## Start
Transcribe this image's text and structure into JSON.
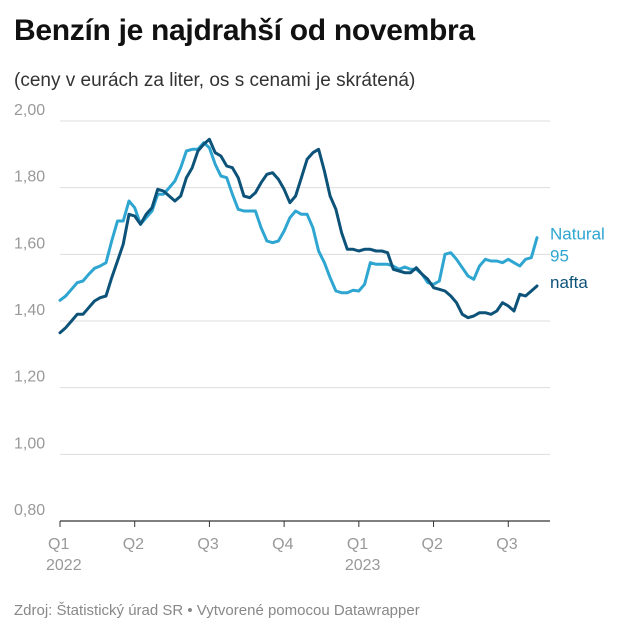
{
  "header": {
    "title": "Benzín je najdrahší od novembra",
    "subtitle": "(ceny v eurách za liter, os s cenami je skrátená)"
  },
  "footer": {
    "source": "Zdroj: Štatistický úrad SR • Vytvorené pomocou Datawrapper"
  },
  "colors": {
    "natural95": "#2ea6d1",
    "nafta": "#0d5379",
    "grid": "#dddddd",
    "tick": "#999999",
    "axis": "#333333"
  },
  "chart_data": {
    "type": "line",
    "title": "Benzín je najdrahší od novembra",
    "subtitle": "(ceny v eurách za liter, os s cenami je skrátená)",
    "xlabel": "",
    "ylabel": "",
    "ylim": [
      0.8,
      2.0
    ],
    "yticks": [
      "2,00",
      "1,80",
      "1,60",
      "1,40",
      "1,20",
      "1,00",
      "0,80"
    ],
    "ytick_values": [
      2.0,
      1.8,
      1.6,
      1.4,
      1.2,
      1.0,
      0.8
    ],
    "xlim": [
      0,
      85
    ],
    "xticks": [
      {
        "x": 0,
        "label": "Q1",
        "year": "2022"
      },
      {
        "x": 13,
        "label": "Q2",
        "year": ""
      },
      {
        "x": 26,
        "label": "Q3",
        "year": ""
      },
      {
        "x": 39,
        "label": "Q4",
        "year": ""
      },
      {
        "x": 52,
        "label": "Q1",
        "year": "2023"
      },
      {
        "x": 65,
        "label": "Q2",
        "year": ""
      },
      {
        "x": 78,
        "label": "Q3",
        "year": ""
      }
    ],
    "x_unit": "weeks since start of 2022",
    "series": [
      {
        "name": "Natural 95",
        "label_lines": [
          "Natural",
          "95"
        ],
        "x": [
          0,
          1,
          2,
          3,
          4,
          5,
          6,
          7,
          8,
          9,
          10,
          11,
          12,
          13,
          14,
          15,
          16,
          17,
          18,
          19,
          20,
          21,
          22,
          23,
          24,
          25,
          26,
          27,
          28,
          29,
          30,
          31,
          32,
          33,
          34,
          35,
          36,
          37,
          38,
          39,
          40,
          41,
          42,
          43,
          44,
          45,
          46,
          47,
          48,
          49,
          50,
          51,
          52,
          53,
          54,
          55,
          56,
          57,
          58,
          59,
          60,
          61,
          62,
          63,
          64,
          65,
          66,
          67,
          68,
          69,
          70,
          71,
          72,
          73,
          74,
          75,
          76,
          77,
          78,
          79,
          80,
          81,
          82,
          83
        ],
        "values": [
          1.462,
          1.475,
          1.495,
          1.515,
          1.52,
          1.54,
          1.558,
          1.565,
          1.575,
          1.64,
          1.7,
          1.7,
          1.76,
          1.74,
          1.69,
          1.71,
          1.73,
          1.78,
          1.78,
          1.8,
          1.82,
          1.86,
          1.91,
          1.915,
          1.915,
          1.935,
          1.92,
          1.87,
          1.835,
          1.83,
          1.78,
          1.735,
          1.73,
          1.73,
          1.73,
          1.68,
          1.64,
          1.635,
          1.64,
          1.67,
          1.71,
          1.73,
          1.72,
          1.72,
          1.68,
          1.61,
          1.575,
          1.53,
          1.49,
          1.485,
          1.485,
          1.492,
          1.49,
          1.51,
          1.575,
          1.57,
          1.57,
          1.57,
          1.565,
          1.555,
          1.562,
          1.555,
          1.555,
          1.54,
          1.515,
          1.51,
          1.52,
          1.6,
          1.605,
          1.585,
          1.56,
          1.535,
          1.525,
          1.565,
          1.585,
          1.58,
          1.58,
          1.575,
          1.585,
          1.575,
          1.565,
          1.585,
          1.59,
          1.65
        ]
      },
      {
        "name": "nafta",
        "label_lines": [
          "nafta"
        ],
        "x": [
          0,
          1,
          2,
          3,
          4,
          5,
          6,
          7,
          8,
          9,
          10,
          11,
          12,
          13,
          14,
          15,
          16,
          17,
          18,
          19,
          20,
          21,
          22,
          23,
          24,
          25,
          26,
          27,
          28,
          29,
          30,
          31,
          32,
          33,
          34,
          35,
          36,
          37,
          38,
          39,
          40,
          41,
          42,
          43,
          44,
          45,
          46,
          47,
          48,
          49,
          50,
          51,
          52,
          53,
          54,
          55,
          56,
          57,
          58,
          59,
          60,
          61,
          62,
          63,
          64,
          65,
          66,
          67,
          68,
          69,
          70,
          71,
          72,
          73,
          74,
          75,
          76,
          77,
          78,
          79,
          80,
          81,
          82,
          83
        ],
        "values": [
          1.365,
          1.38,
          1.4,
          1.42,
          1.42,
          1.44,
          1.46,
          1.47,
          1.475,
          1.53,
          1.58,
          1.63,
          1.72,
          1.715,
          1.69,
          1.72,
          1.74,
          1.795,
          1.79,
          1.775,
          1.76,
          1.775,
          1.83,
          1.86,
          1.91,
          1.93,
          1.945,
          1.905,
          1.895,
          1.865,
          1.86,
          1.83,
          1.775,
          1.77,
          1.785,
          1.815,
          1.84,
          1.845,
          1.825,
          1.795,
          1.755,
          1.775,
          1.83,
          1.885,
          1.905,
          1.915,
          1.85,
          1.775,
          1.735,
          1.665,
          1.615,
          1.615,
          1.61,
          1.615,
          1.615,
          1.61,
          1.61,
          1.605,
          1.555,
          1.55,
          1.545,
          1.545,
          1.56,
          1.54,
          1.525,
          1.5,
          1.495,
          1.49,
          1.475,
          1.455,
          1.42,
          1.41,
          1.415,
          1.425,
          1.425,
          1.42,
          1.43,
          1.455,
          1.445,
          1.43,
          1.48,
          1.475,
          1.49,
          1.505
        ]
      }
    ]
  }
}
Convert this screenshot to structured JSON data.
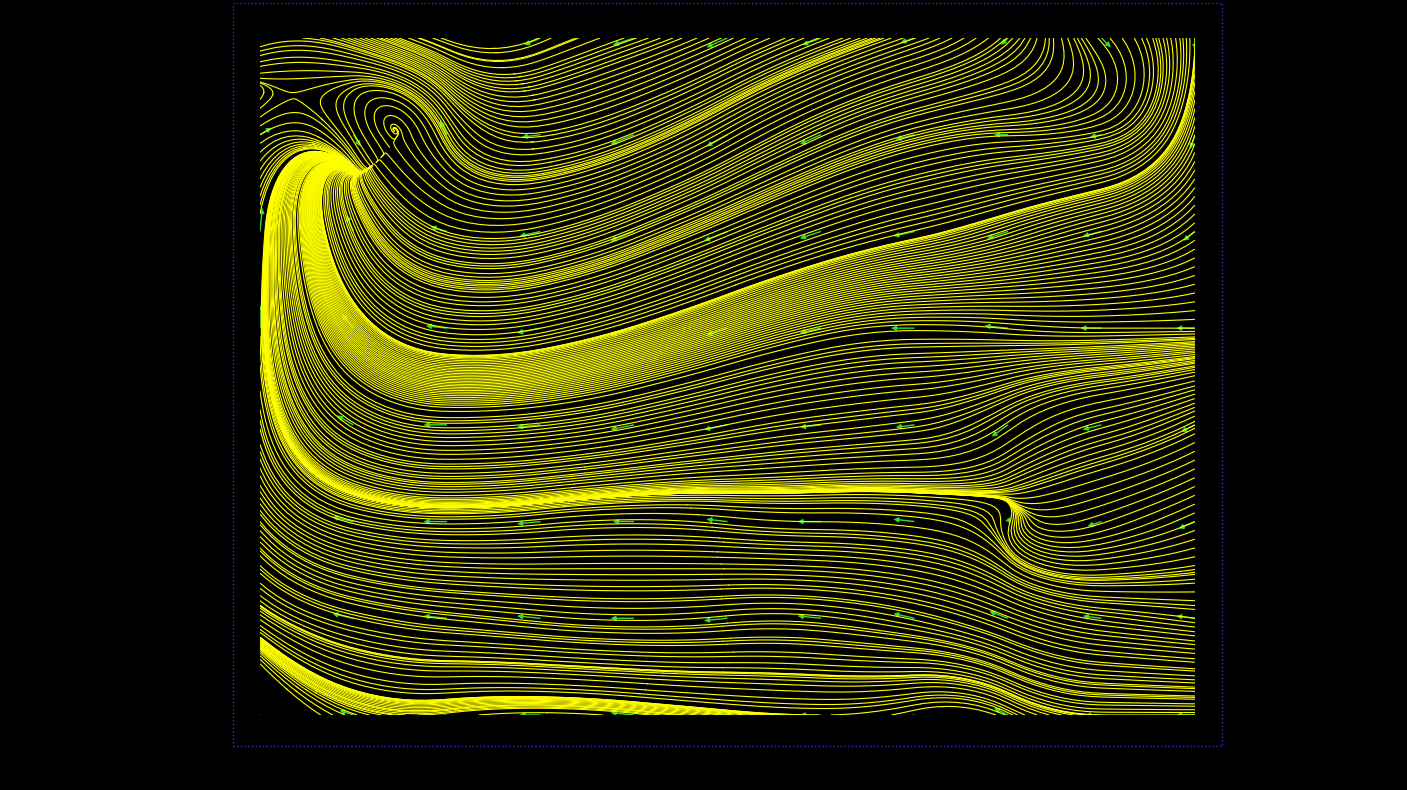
## End
- [Prompt]: Leave images out of the retyped records; keep all else exact.

- [Solution to this task]:
Transcribe this image's text and structure into JSON.
{
  "header": {
    "title": "Benzín je najdrahší od novembra",
    "subtitle": "(ceny v eurách za liter, os s cenami je skrátená)"
  },
  "footer": {
    "source": "Zdroj: Štatistický úrad SR • Vytvorené pomocou Datawrapper"
  },
  "colors": {
    "natural95": "#2ea6d1",
    "nafta": "#0d5379",
    "grid": "#dddddd",
    "tick": "#999999",
    "axis": "#333333"
  },
  "chart_data": {
    "type": "line",
    "title": "Benzín je najdrahší od novembra",
    "subtitle": "(ceny v eurách za liter, os s cenami je skrátená)",
    "xlabel": "",
    "ylabel": "",
    "ylim": [
      0.8,
      2.0
    ],
    "yticks": [
      "2,00",
      "1,80",
      "1,60",
      "1,40",
      "1,20",
      "1,00",
      "0,80"
    ],
    "ytick_values": [
      2.0,
      1.8,
      1.6,
      1.4,
      1.2,
      1.0,
      0.8
    ],
    "xlim": [
      0,
      85
    ],
    "xticks": [
      {
        "x": 0,
        "label": "Q1",
        "year": "2022"
      },
      {
        "x": 13,
        "label": "Q2",
        "year": ""
      },
      {
        "x": 26,
        "label": "Q3",
        "year": ""
      },
      {
        "x": 39,
        "label": "Q4",
        "year": ""
      },
      {
        "x": 52,
        "label": "Q1",
        "year": "2023"
      },
      {
        "x": 65,
        "label": "Q2",
        "year": ""
      },
      {
        "x": 78,
        "label": "Q3",
        "year": ""
      }
    ],
    "x_unit": "weeks since start of 2022",
    "series": [
      {
        "name": "Natural 95",
        "label_lines": [
          "Natural",
          "95"
        ],
        "x": [
          0,
          1,
          2,
          3,
          4,
          5,
          6,
          7,
          8,
          9,
          10,
          11,
          12,
          13,
          14,
          15,
          16,
          17,
          18,
          19,
          20,
          21,
          22,
          23,
          24,
          25,
          26,
          27,
          28,
          29,
          30,
          31,
          32,
          33,
          34,
          35,
          36,
          37,
          38,
          39,
          40,
          41,
          42,
          43,
          44,
          45,
          46,
          47,
          48,
          49,
          50,
          51,
          52,
          53,
          54,
          55,
          56,
          57,
          58,
          59,
          60,
          61,
          62,
          63,
          64,
          65,
          66,
          67,
          68,
          69,
          70,
          71,
          72,
          73,
          74,
          75,
          76,
          77,
          78,
          79,
          80,
          81,
          82,
          83
        ],
        "values": [
          1.462,
          1.475,
          1.495,
          1.515,
          1.52,
          1.54,
          1.558,
          1.565,
          1.575,
          1.64,
          1.7,
          1.7,
          1.76,
          1.74,
          1.69,
          1.71,
          1.73,
          1.78,
          1.78,
          1.8,
          1.82,
          1.86,
          1.91,
          1.915,
          1.915,
          1.935,
          1.92,
          1.87,
          1.835,
          1.83,
          1.78,
          1.735,
          1.73,
          1.73,
          1.73,
          1.68,
          1.64,
          1.635,
          1.64,
          1.67,
          1.71,
          1.73,
          1.72,
          1.72,
          1.68,
          1.61,
          1.575,
          1.53,
          1.49,
          1.485,
          1.485,
          1.492,
          1.49,
          1.51,
          1.575,
          1.57,
          1.57,
          1.57,
          1.565,
          1.555,
          1.562,
          1.555,
          1.555,
          1.54,
          1.515,
          1.51,
          1.52,
          1.6,
          1.605,
          1.585,
          1.56,
          1.535,
          1.525,
          1.565,
          1.585,
          1.58,
          1.58,
          1.575,
          1.585,
          1.575,
          1.565,
          1.585,
          1.59,
          1.65
        ]
      },
      {
        "name": "nafta",
        "label_lines": [
          "nafta"
        ],
        "x": [
          0,
          1,
          2,
          3,
          4,
          5,
          6,
          7,
          8,
          9,
          10,
          11,
          12,
          13,
          14,
          15,
          16,
          17,
          18,
          19,
          20,
          21,
          22,
          23,
          24,
          25,
          26,
          27,
          28,
          29,
          30,
          31,
          32,
          33,
          34,
          35,
          36,
          37,
          38,
          39,
          40,
          41,
          42,
          43,
          44,
          45,
          46,
          47,
          48,
          49,
          50,
          51,
          52,
          53,
          54,
          55,
          56,
          57,
          58,
          59,
          60,
          61,
          62,
          63,
          64,
          65,
          66,
          67,
          68,
          69,
          70,
          71,
          72,
          73,
          74,
          75,
          76,
          77,
          78,
          79,
          80,
          81,
          82,
          83
        ],
        "values": [
          1.365,
          1.38,
          1.4,
          1.42,
          1.42,
          1.44,
          1.46,
          1.47,
          1.475,
          1.53,
          1.58,
          1.63,
          1.72,
          1.715,
          1.69,
          1.72,
          1.74,
          1.795,
          1.79,
          1.775,
          1.76,
          1.775,
          1.83,
          1.86,
          1.91,
          1.93,
          1.945,
          1.905,
          1.895,
          1.865,
          1.86,
          1.83,
          1.775,
          1.77,
          1.785,
          1.815,
          1.84,
          1.845,
          1.825,
          1.795,
          1.755,
          1.775,
          1.83,
          1.885,
          1.905,
          1.915,
          1.85,
          1.775,
          1.735,
          1.665,
          1.615,
          1.615,
          1.61,
          1.615,
          1.615,
          1.61,
          1.61,
          1.605,
          1.555,
          1.55,
          1.545,
          1.545,
          1.56,
          1.54,
          1.525,
          1.5,
          1.495,
          1.49,
          1.475,
          1.455,
          1.42,
          1.41,
          1.415,
          1.425,
          1.425,
          1.42,
          1.43,
          1.455,
          1.445,
          1.43,
          1.48,
          1.475,
          1.49,
          1.505
        ]
      }
    ]
  }
}
Convert this screenshot to structured JSON data.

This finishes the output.